Today's Apple announcements on the iPhone 6S, new Apple TV and iPad Pro were largely as expected. That said, we believe there is substance in the new products, most notably that the iPhone 6S should have enough appeal, along with the lower price for existing iPhone 6 and Plus, to allow Apple to continue to gain share at the high end of the phone market...the new iPad Pro is incremental but does not change our belief that iPad units will be down 4% in 2016.

Credit Suisse's Kulbinder Garcha (Target price $145, outperform)

The releases point to continued innovation at Apple in hardware, software, and services. The new announcements today further add to Apple's strong product portfolio...

Stifel's Aaron C. Rakers (Target price $150, buy)

As Expected iPhone & iPad Intros; Apple TV = Most Interesting. Add’l Notes: Product Cycle Velocity & China Phone Exports.

FBR Capital Markets' Daniel Ives (Target price not given, outperform)

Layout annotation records
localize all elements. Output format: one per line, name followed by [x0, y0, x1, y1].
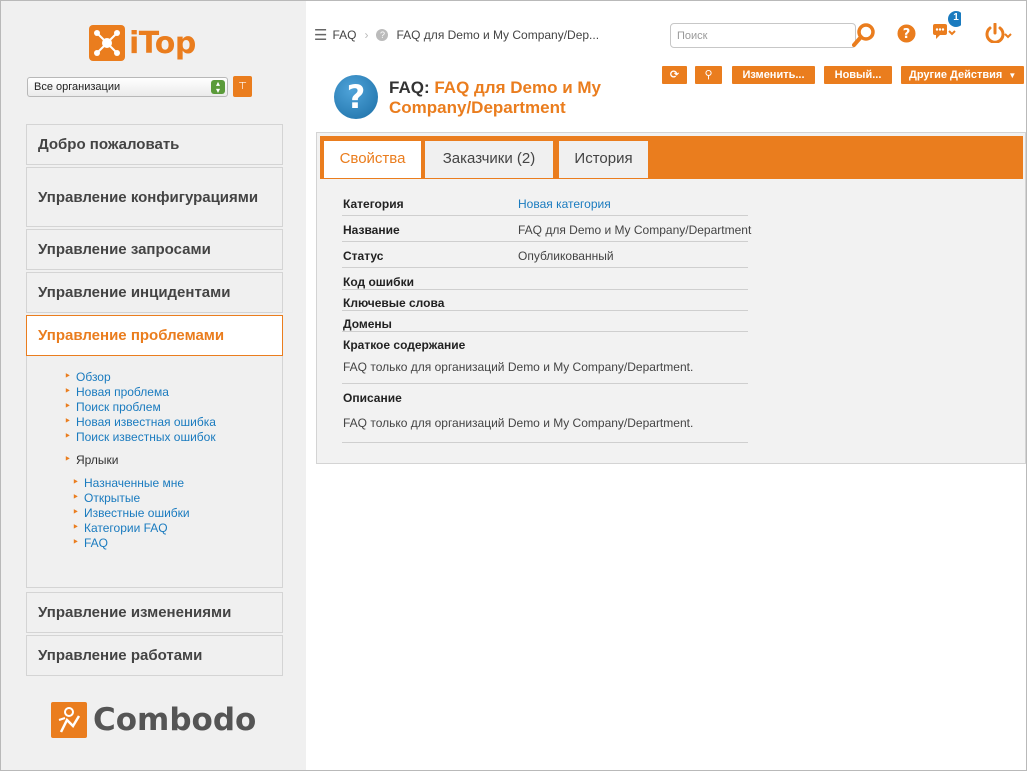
separator	[342, 383, 748, 384]
menu-problems[interactable]: Управление проблемами	[26, 315, 283, 356]
menu-incidents[interactable]: Управление инцидентами	[26, 272, 283, 313]
power-icon[interactable]	[985, 22, 1013, 48]
submenu-shortcuts-label: Ярлыки	[64, 452, 119, 468]
separator	[342, 442, 748, 443]
search-object-button[interactable]: ⚲	[695, 66, 722, 84]
menu-config-label: Управление конфигурациями	[38, 188, 259, 206]
field-value-description: FAQ только для организаций Demo и My Com…	[343, 416, 694, 430]
field-value-title: FAQ для Demo и My Company/Department	[518, 223, 752, 237]
search-icon: ⚲	[704, 69, 713, 81]
breadcrumb: ☰ FAQ › ? FAQ для Demo и My Company/Dep.…	[314, 26, 599, 44]
separator	[342, 241, 748, 242]
question-icon: ?	[334, 75, 378, 119]
object-title: FAQ: FAQ для Demo и My Company/Departmen…	[389, 78, 659, 118]
app-window: iTop Все организации ▴ ▾ ⊤ Добро пожалова…	[0, 0, 1027, 771]
separator	[342, 331, 748, 332]
combodo-logo-icon	[51, 702, 87, 738]
field-label-title: Название	[343, 223, 400, 237]
notifications-count: 1	[953, 12, 959, 23]
combodo-logo-text: Combodo	[93, 702, 257, 738]
submenu-item-overview[interactable]: Обзор	[64, 369, 111, 385]
separator	[342, 215, 748, 216]
field-label-description: Описание	[343, 391, 402, 405]
menu-welcome-label: Добро пожаловать	[38, 136, 180, 153]
itop-logo-icon	[89, 25, 125, 61]
org-tree-button[interactable]: ⊤	[233, 76, 252, 97]
field-label-category: Категория	[343, 197, 404, 211]
field-label-domains: Домены	[343, 317, 392, 331]
menu-requests-label: Управление запросами	[38, 241, 211, 258]
problems-submenu: Обзор Новая проблема Поиск проблем Новая…	[26, 356, 283, 588]
new-button[interactable]: Новый...	[824, 66, 892, 84]
chevron-right-icon: ›	[364, 28, 369, 42]
shortcut-faq[interactable]: FAQ	[72, 535, 108, 551]
sidebar: iTop Все организации ▴ ▾ ⊤ Добро пожалова…	[1, 1, 306, 770]
menu-problems-label: Управление проблемами	[38, 327, 225, 344]
menu-works-label: Управление работами	[38, 647, 203, 664]
submenu-item-search-known-errors[interactable]: Поиск известных ошибок	[64, 429, 216, 445]
shortcut-faq-categories[interactable]: Категории FAQ	[72, 520, 168, 536]
organization-select[interactable]: Все организации ▴ ▾	[27, 77, 228, 97]
tab-properties[interactable]: Свойства	[324, 141, 421, 178]
menu-config[interactable]: Управление конфигурациями	[26, 167, 283, 227]
list-icon: ☰	[314, 27, 328, 44]
svg-text:?: ?	[903, 27, 911, 42]
help-circle-icon: ?	[376, 29, 389, 41]
field-value-category[interactable]: Новая категория	[518, 197, 611, 211]
search-icon[interactable]	[852, 22, 876, 53]
menu-works[interactable]: Управление работами	[26, 635, 283, 676]
org-select-arrows-icon: ▴ ▾	[211, 80, 225, 95]
refresh-icon: ⟳	[669, 69, 680, 81]
field-value-summary: FAQ только для организаций Demo и My Com…	[343, 360, 694, 374]
menu-requests[interactable]: Управление запросами	[26, 229, 283, 270]
tab-customers[interactable]: Заказчики (2)	[425, 141, 553, 178]
org-tree-icon: ⊤	[238, 81, 247, 92]
modify-button[interactable]: Изменить...	[732, 66, 815, 84]
menu-changes[interactable]: Управление изменениями	[26, 592, 283, 633]
submenu-item-search-problems[interactable]: Поиск проблем	[64, 399, 161, 415]
organization-select-value: Все организации	[34, 81, 121, 93]
other-actions-label: Другие Действия	[909, 69, 1003, 81]
breadcrumb-item-faq[interactable]: FAQ	[332, 28, 356, 42]
separator	[342, 289, 748, 290]
search-input[interactable]: Поиск	[670, 23, 856, 48]
shortcut-open[interactable]: Открытые	[72, 490, 140, 506]
shortcut-assigned-to-me[interactable]: Назначенные мне	[72, 475, 184, 491]
help-icon[interactable]: ?	[897, 24, 916, 48]
itop-logo-text: iTop	[129, 25, 196, 61]
menu-incidents-label: Управление инцидентами	[38, 284, 231, 301]
menu-changes-label: Управление изменениями	[38, 604, 232, 621]
menu-welcome[interactable]: Добро пожаловать	[26, 124, 283, 165]
field-value-status: Опубликованный	[518, 249, 614, 263]
tab-history[interactable]: История	[559, 141, 648, 178]
field-label-status: Статус	[343, 249, 384, 263]
itop-logo[interactable]: iTop	[89, 23, 196, 63]
shortcut-known-errors[interactable]: Известные ошибки	[72, 505, 190, 521]
submenu-item-new-problem[interactable]: Новая проблема	[64, 384, 169, 400]
breadcrumb-item-current[interactable]: FAQ для Demo и My Company/Dep...	[396, 28, 599, 42]
field-label-keywords: Ключевые слова	[343, 296, 445, 310]
object-class-label: FAQ:	[389, 78, 430, 97]
other-actions-button[interactable]: Другие Действия ▼	[901, 66, 1024, 84]
submenu-item-new-known-error[interactable]: Новая известная ошибка	[64, 414, 216, 430]
separator	[342, 267, 748, 268]
field-label-summary: Краткое содержание	[343, 338, 466, 352]
field-label-error-code: Код ошибки	[343, 275, 414, 289]
refresh-button[interactable]: ⟳	[662, 66, 687, 84]
combodo-logo[interactable]: Combodo	[51, 701, 256, 739]
chevron-down-icon: ▼	[1008, 71, 1017, 80]
separator	[342, 310, 748, 311]
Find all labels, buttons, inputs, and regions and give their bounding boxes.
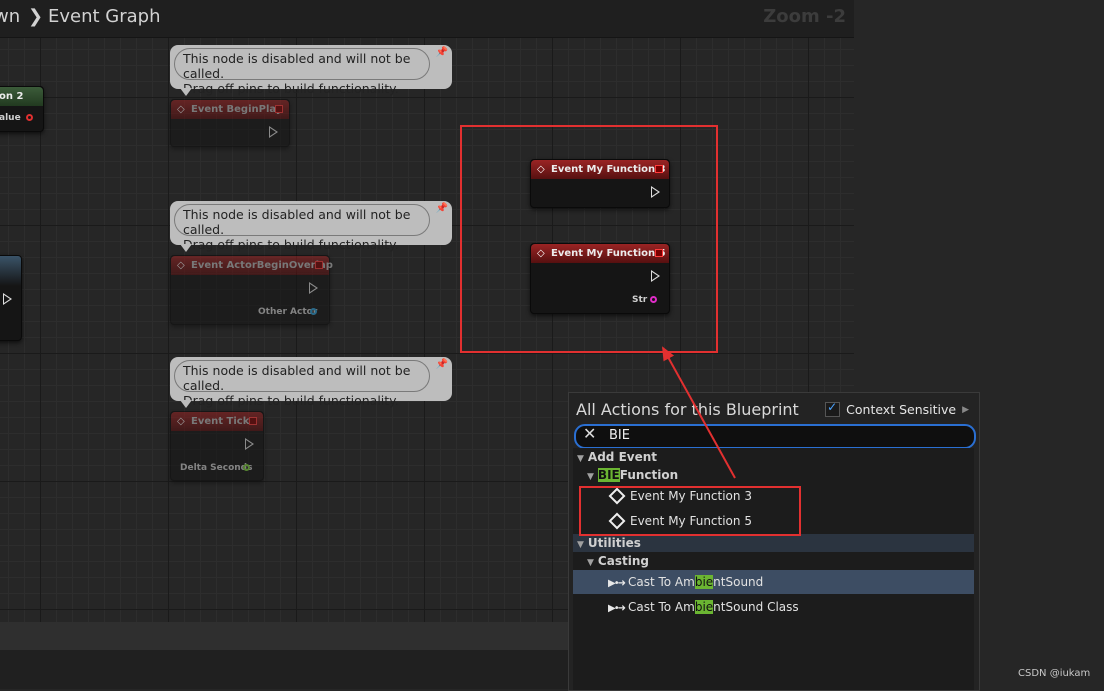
node-title: Event Tick (191, 416, 250, 427)
subcategory-casting[interactable]: ▼ Casting (573, 552, 974, 570)
pin-icon[interactable]: 📌 (436, 203, 448, 214)
output-pin[interactable] (243, 464, 250, 471)
partial-node-2[interactable] (0, 255, 22, 341)
breadcrumb-separator-icon: ❯ (28, 6, 44, 27)
comment-line: This node is disabled and will not be ca… (183, 51, 411, 81)
event-tick-node[interactable]: ◇ Event Tick Delta Seconds (170, 411, 264, 481)
comment-line: This node is disabled and will not be ca… (183, 363, 411, 393)
context-sensitive-toggle[interactable]: Context Sensitive ▶ (825, 400, 969, 417)
pin-icon[interactable]: 📌 (436, 47, 448, 58)
category-label: Utilities (587, 536, 641, 550)
graph-header: wn ❯ Event Graph Zoom -2 (0, 0, 854, 38)
watermark: CSDN @iukam (1018, 668, 1091, 679)
event-icon: ◇ (177, 104, 185, 115)
delegate-pin[interactable] (275, 105, 283, 113)
comment-line: This node is disabled and will not be ca… (183, 207, 411, 237)
search-input[interactable]: BIE (609, 428, 630, 443)
expand-arrow-icon[interactable]: ▶ (962, 405, 969, 415)
search-match: BIE (597, 468, 620, 482)
comment-line: Drag off pins to build functionality. (183, 237, 399, 252)
event-icon: ◇ (177, 260, 185, 271)
delegate-pin[interactable] (249, 417, 257, 425)
action-menu-title: All Actions for this Blueprint (576, 400, 799, 419)
cast-arrow-icon: ▶•➜ (608, 603, 626, 614)
subcategory-bie-function[interactable]: ▼ BIEFunction (573, 466, 974, 484)
exec-pin[interactable] (3, 293, 12, 305)
disabled-comment: This node is disabled and will not be ca… (170, 357, 452, 408)
subcategory-label: Casting (597, 554, 649, 568)
output-pin[interactable] (26, 114, 33, 121)
pin-label: Other Actor (258, 307, 318, 317)
checkbox-checked-icon[interactable] (825, 400, 841, 417)
context-sensitive-label: Context Sensitive (846, 402, 957, 417)
pin-label: alue (0, 113, 21, 123)
cast-arrow-icon: ▶•➜ (608, 578, 626, 589)
action-item-label-pre: Cast To Am (627, 575, 695, 589)
node-title: Event ActorBeginOverlap (191, 260, 333, 271)
exec-pin[interactable] (269, 126, 278, 138)
pin-label: Delta Seconds (180, 463, 253, 473)
partial-function-node[interactable]: on 2 alue (0, 86, 44, 132)
bottom-area (0, 650, 570, 689)
search-match: bie (694, 600, 714, 614)
highlight-box-menu-items (579, 486, 801, 536)
action-menu[interactable]: All Actions for this Blueprint Context S… (568, 392, 980, 691)
event-actor-begin-overlap-node[interactable]: ◇ Event ActorBeginOverlap Other Actor (170, 255, 333, 325)
delegate-pin[interactable] (315, 261, 323, 269)
node-title: Event BeginPlay (191, 104, 283, 115)
disabled-comment: This node is disabled and will not be ca… (170, 45, 452, 96)
node-title: on 2 (0, 87, 43, 106)
category-label: Add Event (587, 450, 658, 464)
category-utilities[interactable]: ▼ Utilities (573, 534, 974, 552)
action-item-label-pre: Cast To Am (627, 600, 695, 614)
highlight-box-nodes (460, 125, 718, 353)
disabled-comment: This node is disabled and will not be ca… (170, 201, 452, 252)
action-item-label-post: ntSound (713, 575, 764, 589)
output-pin[interactable] (310, 308, 317, 315)
breadcrumb-current[interactable]: Event Graph (48, 6, 161, 27)
comment-line: Drag off pins to build functionality. (183, 393, 399, 408)
category-add-event[interactable]: ▼ Add Event (573, 448, 974, 466)
comment-line: Drag off pins to build functionality. (183, 81, 399, 96)
action-item-label-post: ntSound Class (713, 600, 799, 614)
exec-pin[interactable] (245, 438, 254, 450)
event-beginplay-node[interactable]: ◇ Event BeginPlay (170, 99, 290, 147)
zoom-label: Zoom -2 (763, 6, 846, 27)
graph-scrollbar-area (0, 622, 570, 650)
clear-search-icon[interactable]: ✕ (583, 424, 596, 443)
action-item[interactable]: ▶•➜ Cast To AmbientSound (573, 570, 974, 594)
action-search-box[interactable]: ✕ BIE (574, 424, 976, 449)
action-list[interactable]: ▼ Add Event ▼ BIEFunction Event My Functio… (573, 448, 974, 690)
event-icon: ◇ (177, 416, 185, 427)
subcategory-label: Function (619, 468, 679, 482)
search-match: bie (694, 575, 714, 589)
action-item[interactable]: ▶•➜ Cast To AmbientSound Class (573, 595, 974, 619)
exec-pin[interactable] (309, 282, 318, 294)
breadcrumb-prev[interactable]: wn (0, 6, 20, 27)
pin-icon[interactable]: 📌 (436, 359, 448, 370)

Required actions:
1. In the analyst notes on Apple's product announcements, what target price and rating are given for Stifel's Aaron C. Rakers?
2. Carry the analyst notes on Apple's product announcements forward from their last line.

The responses:
1. A $150 target price with a buy rating.

2.
Coming out of the launch event, we think the Street will be laser focused on if these iterative improvements in the 6s can spur a surge of upgrades across the Apple customer base. With less than 30% of customers upgrading to iPhone 6 to date, coupled by this innovative 6s model, we believe the stage is set for Apple to catalyze growth on the heels of this super-cycle product upgrade for the coming quarters and thus help reverse the negative investor tide (e.g. China) hovering over this "prove me" name. We also believe the iPad Pro is a potential door opener for Apple on the enterprise front that could revitalize growth on this all-important tablet market opportunity as Cook & Co. now focus on cracking the enterprise nut with this new and improved larger iPad.

Citi's Jim Suva (Target price $145, buy)

No change to our estimates. We reiterate our Buy rating on Apple shares and we note the stock trades at ~11x (including net cash of $25, or ~9x excluding cash). We believe tough comps and limited potential sales/EPS upside in the near term may cause some investors to exit the stock thereby providing an attractive entry for long term investors. We expect Apple to outperform its competition on its contribution to industry profits.

Bank of America Merrill Lynch's Wamsi Mohan (Target price $130, neutral)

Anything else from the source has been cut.